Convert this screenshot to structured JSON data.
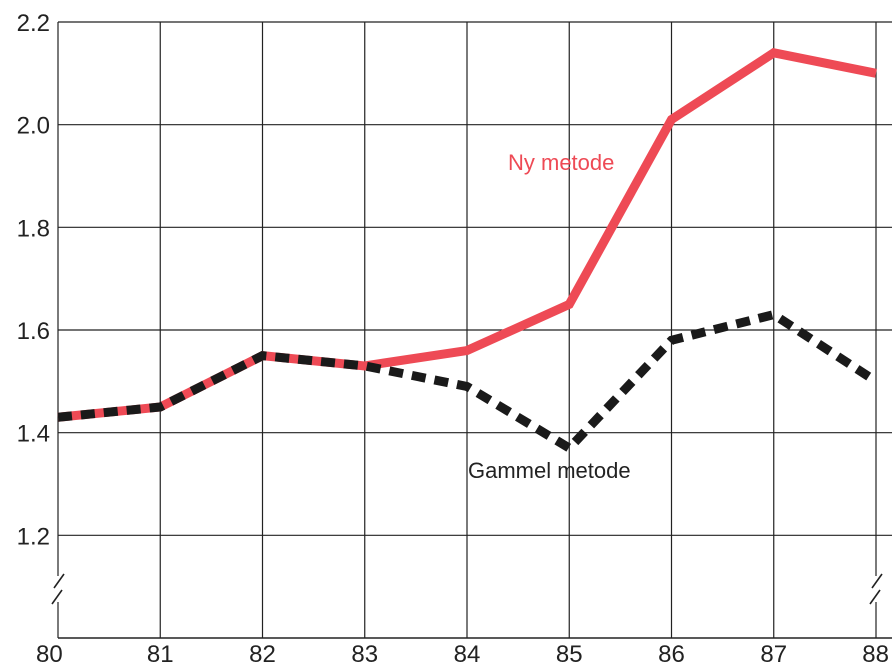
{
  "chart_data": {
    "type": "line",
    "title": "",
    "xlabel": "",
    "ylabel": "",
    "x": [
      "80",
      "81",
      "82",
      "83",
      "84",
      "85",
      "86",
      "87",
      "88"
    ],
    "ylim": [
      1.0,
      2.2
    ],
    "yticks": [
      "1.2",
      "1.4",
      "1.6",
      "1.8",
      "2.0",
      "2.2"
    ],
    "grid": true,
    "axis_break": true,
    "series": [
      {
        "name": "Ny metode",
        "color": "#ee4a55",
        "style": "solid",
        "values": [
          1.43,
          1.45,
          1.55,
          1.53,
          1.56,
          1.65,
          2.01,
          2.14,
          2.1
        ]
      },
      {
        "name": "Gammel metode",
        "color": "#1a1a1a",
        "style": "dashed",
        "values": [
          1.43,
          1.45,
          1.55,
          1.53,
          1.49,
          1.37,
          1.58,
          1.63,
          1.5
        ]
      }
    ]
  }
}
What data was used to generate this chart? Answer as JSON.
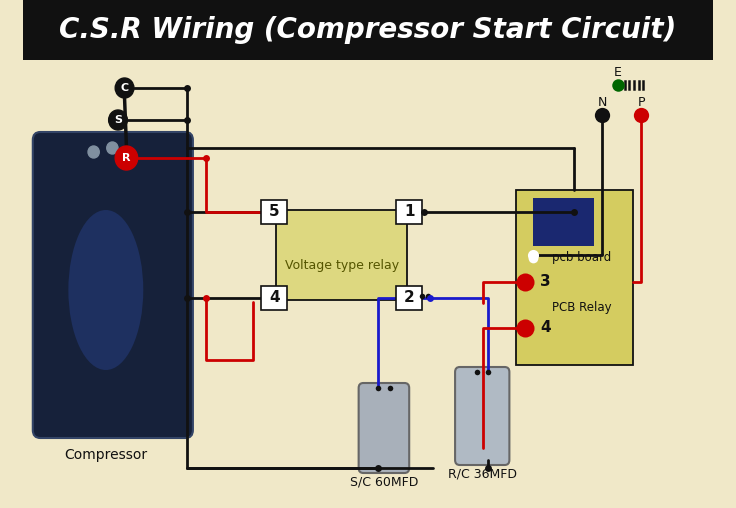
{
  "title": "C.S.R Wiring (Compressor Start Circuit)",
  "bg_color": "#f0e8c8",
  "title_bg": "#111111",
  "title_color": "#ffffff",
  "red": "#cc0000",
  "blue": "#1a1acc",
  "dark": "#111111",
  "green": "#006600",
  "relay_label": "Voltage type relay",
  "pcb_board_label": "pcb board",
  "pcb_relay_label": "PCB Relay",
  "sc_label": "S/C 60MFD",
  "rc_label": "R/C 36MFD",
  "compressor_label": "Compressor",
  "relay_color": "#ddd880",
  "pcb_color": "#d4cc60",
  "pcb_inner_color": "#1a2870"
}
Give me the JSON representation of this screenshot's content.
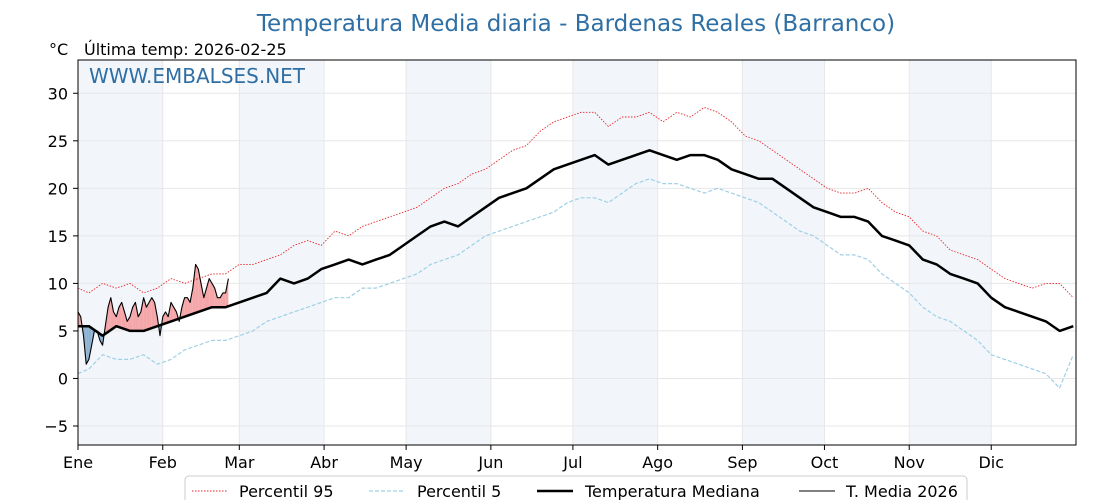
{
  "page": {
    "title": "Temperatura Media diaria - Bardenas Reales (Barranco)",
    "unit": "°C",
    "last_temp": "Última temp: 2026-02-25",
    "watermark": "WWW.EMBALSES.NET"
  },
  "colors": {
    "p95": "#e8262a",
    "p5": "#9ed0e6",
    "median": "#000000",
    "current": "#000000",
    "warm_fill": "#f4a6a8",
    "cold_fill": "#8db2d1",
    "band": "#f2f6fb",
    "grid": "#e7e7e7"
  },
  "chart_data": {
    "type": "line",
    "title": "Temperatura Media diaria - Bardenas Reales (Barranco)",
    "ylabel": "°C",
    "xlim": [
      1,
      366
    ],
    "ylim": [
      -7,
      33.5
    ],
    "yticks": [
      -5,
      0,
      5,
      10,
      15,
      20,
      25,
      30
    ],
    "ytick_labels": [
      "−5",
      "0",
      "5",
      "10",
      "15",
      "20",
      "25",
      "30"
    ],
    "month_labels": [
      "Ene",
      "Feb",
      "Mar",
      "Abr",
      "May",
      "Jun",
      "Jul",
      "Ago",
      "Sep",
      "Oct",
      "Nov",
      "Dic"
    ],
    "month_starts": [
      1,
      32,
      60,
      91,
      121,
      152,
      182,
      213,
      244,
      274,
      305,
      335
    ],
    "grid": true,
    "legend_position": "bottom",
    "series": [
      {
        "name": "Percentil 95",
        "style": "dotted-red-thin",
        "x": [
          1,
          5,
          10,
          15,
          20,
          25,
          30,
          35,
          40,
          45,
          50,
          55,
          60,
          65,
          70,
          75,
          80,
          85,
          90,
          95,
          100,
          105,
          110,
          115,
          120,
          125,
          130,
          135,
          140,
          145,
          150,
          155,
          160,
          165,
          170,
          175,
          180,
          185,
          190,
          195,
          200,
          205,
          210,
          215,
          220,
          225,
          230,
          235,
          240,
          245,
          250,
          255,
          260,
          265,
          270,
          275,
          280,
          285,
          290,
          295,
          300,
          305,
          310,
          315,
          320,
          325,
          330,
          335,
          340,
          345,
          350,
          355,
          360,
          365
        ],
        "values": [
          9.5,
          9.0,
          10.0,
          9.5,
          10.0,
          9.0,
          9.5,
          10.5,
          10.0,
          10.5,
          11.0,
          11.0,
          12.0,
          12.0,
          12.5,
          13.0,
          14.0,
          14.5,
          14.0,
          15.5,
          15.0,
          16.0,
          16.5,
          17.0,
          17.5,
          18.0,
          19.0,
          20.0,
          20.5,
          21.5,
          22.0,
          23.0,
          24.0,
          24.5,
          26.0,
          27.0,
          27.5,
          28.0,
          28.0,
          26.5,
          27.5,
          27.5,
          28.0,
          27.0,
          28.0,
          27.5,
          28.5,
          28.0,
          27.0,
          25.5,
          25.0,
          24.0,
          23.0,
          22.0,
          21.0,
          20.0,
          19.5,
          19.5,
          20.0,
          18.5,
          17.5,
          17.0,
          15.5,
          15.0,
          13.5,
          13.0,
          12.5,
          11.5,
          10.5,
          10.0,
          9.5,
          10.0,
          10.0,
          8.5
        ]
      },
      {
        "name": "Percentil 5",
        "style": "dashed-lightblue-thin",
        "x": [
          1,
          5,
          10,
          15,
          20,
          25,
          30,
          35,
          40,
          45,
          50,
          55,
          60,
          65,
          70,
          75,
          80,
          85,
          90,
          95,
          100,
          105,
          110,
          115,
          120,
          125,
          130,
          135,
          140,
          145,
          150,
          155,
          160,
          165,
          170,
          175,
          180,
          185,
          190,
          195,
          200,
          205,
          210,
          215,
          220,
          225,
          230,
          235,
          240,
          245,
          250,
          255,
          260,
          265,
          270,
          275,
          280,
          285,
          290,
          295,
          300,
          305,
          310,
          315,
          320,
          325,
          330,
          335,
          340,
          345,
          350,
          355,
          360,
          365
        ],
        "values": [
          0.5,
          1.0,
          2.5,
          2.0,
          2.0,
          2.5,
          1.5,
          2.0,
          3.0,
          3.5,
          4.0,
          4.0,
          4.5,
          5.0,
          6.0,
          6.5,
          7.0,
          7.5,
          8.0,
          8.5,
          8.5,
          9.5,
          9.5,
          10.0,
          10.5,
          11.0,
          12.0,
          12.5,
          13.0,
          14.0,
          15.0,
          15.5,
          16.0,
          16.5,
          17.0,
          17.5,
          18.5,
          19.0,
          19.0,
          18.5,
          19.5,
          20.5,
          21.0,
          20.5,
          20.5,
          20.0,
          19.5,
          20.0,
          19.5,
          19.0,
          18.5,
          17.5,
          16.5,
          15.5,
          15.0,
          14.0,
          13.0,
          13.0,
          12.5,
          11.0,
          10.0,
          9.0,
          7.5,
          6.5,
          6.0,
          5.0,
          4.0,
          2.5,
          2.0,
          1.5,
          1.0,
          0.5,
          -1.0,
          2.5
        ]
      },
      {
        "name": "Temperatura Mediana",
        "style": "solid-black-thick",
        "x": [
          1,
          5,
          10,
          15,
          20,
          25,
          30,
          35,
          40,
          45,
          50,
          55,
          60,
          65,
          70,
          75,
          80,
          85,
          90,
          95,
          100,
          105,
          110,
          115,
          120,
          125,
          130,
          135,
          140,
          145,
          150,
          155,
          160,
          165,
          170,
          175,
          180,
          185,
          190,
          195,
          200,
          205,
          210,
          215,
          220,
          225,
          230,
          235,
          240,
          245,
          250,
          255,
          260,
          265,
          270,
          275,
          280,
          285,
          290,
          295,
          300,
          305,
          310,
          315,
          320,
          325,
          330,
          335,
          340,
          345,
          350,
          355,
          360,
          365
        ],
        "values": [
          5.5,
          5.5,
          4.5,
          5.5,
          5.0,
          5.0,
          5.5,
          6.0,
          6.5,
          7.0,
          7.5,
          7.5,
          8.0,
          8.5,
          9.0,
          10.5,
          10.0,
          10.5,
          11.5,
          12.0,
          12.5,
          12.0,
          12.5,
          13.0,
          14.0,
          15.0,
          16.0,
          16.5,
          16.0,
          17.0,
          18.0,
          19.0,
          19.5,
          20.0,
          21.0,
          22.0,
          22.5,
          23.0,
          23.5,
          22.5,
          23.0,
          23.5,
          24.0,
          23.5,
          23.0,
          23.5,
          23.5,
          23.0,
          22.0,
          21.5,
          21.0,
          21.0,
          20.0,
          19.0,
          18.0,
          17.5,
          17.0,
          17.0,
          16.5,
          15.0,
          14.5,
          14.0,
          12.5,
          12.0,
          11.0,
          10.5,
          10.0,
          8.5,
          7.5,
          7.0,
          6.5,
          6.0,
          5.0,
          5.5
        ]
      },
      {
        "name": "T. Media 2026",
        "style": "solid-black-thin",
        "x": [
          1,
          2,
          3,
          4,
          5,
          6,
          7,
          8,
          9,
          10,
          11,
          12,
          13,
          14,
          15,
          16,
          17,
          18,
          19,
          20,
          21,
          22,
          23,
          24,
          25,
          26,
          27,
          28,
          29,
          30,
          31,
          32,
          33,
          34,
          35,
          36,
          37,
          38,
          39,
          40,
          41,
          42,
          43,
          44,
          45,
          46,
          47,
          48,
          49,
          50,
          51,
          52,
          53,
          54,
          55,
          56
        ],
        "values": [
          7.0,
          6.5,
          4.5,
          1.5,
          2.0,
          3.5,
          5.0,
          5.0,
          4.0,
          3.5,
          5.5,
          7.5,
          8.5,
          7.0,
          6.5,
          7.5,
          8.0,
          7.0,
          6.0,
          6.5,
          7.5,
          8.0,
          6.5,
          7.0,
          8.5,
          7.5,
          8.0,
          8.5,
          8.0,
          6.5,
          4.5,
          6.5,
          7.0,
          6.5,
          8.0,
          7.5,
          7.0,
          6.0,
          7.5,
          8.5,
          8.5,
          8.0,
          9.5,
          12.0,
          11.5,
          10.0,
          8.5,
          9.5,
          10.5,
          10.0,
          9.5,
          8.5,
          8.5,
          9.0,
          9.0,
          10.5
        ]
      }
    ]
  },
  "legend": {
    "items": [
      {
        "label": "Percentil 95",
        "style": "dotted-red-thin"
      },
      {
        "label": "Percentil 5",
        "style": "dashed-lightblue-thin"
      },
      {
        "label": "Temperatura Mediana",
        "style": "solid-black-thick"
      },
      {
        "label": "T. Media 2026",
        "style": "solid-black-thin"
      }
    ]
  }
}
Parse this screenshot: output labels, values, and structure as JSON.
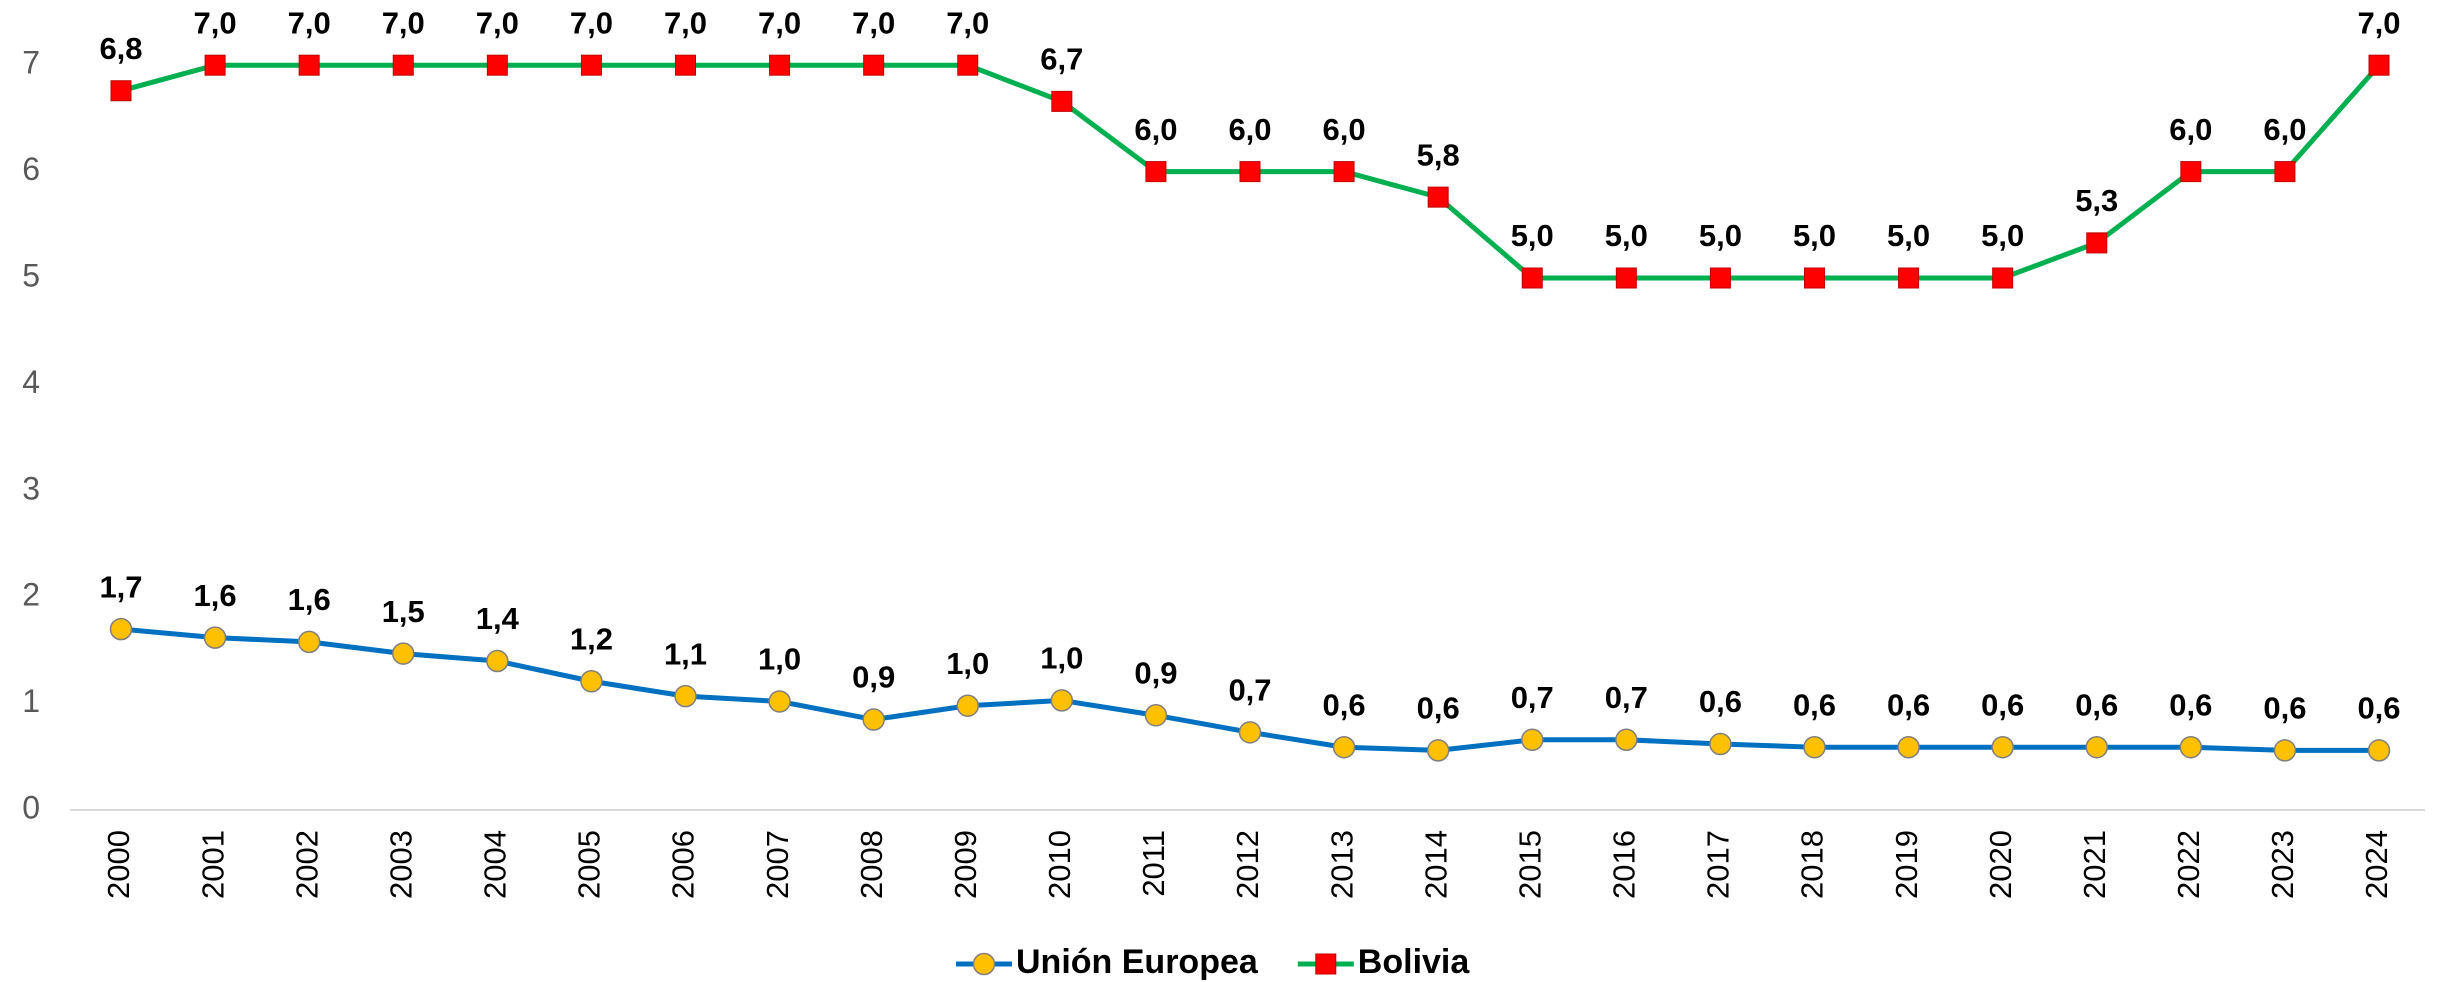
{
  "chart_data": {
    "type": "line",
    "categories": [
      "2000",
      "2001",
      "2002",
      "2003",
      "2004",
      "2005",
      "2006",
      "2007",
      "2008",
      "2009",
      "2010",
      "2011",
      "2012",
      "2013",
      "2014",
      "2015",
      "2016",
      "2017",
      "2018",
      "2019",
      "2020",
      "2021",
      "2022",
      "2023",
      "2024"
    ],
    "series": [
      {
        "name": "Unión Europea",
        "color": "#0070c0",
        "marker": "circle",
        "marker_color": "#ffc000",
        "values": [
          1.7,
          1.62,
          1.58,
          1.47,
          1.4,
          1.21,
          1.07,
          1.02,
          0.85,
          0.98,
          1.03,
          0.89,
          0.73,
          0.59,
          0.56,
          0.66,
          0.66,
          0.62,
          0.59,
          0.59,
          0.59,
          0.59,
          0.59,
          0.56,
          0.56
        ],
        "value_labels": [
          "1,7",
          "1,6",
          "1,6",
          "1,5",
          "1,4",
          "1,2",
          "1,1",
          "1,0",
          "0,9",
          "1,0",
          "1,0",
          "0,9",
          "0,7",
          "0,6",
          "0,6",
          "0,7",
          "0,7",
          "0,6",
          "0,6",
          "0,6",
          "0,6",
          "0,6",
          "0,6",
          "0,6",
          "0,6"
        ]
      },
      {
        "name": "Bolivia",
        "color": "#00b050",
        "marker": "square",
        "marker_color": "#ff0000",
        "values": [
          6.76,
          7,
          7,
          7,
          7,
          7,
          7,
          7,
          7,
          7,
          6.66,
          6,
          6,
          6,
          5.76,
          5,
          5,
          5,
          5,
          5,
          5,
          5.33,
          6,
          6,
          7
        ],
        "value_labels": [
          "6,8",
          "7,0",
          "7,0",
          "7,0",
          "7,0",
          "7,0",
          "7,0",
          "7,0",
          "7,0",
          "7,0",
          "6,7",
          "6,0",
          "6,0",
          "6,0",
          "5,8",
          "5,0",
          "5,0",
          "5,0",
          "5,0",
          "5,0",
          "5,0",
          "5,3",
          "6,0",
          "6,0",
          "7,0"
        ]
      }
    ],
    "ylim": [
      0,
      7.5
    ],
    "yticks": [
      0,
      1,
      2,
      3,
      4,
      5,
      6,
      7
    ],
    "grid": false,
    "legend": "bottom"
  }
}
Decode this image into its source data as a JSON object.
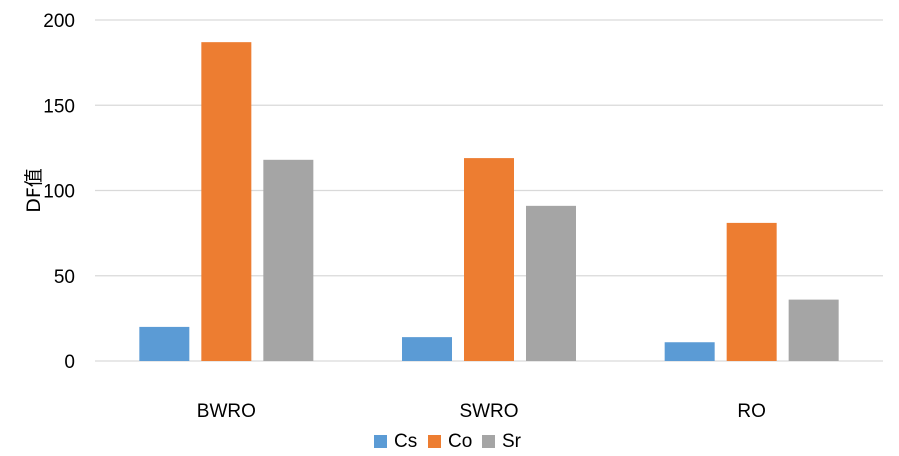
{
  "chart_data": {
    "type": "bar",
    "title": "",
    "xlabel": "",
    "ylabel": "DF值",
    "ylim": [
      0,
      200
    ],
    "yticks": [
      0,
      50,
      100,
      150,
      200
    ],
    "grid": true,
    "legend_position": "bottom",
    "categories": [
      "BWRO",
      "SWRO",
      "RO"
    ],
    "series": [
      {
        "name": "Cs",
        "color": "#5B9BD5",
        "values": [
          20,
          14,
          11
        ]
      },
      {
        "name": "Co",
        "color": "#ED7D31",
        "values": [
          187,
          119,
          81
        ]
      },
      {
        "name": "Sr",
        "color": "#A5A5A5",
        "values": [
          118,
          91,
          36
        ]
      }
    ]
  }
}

# [EXERCISE REQUIREMENTS]
Only the lines from the one holding "Decode this image" through the last line of the records should be output, please, exactly and without any pictures.

# [SOLUTION TO THIS PROBLEM]
Decode this image into its source data as a JSON object.
{
  "chart_data": {
    "type": "bar",
    "title": "",
    "xlabel": "",
    "ylabel": "DF值",
    "ylim": [
      0,
      200
    ],
    "yticks": [
      0,
      50,
      100,
      150,
      200
    ],
    "grid": true,
    "legend_position": "bottom",
    "categories": [
      "BWRO",
      "SWRO",
      "RO"
    ],
    "series": [
      {
        "name": "Cs",
        "color": "#5B9BD5",
        "values": [
          20,
          14,
          11
        ]
      },
      {
        "name": "Co",
        "color": "#ED7D31",
        "values": [
          187,
          119,
          81
        ]
      },
      {
        "name": "Sr",
        "color": "#A5A5A5",
        "values": [
          118,
          91,
          36
        ]
      }
    ]
  }
}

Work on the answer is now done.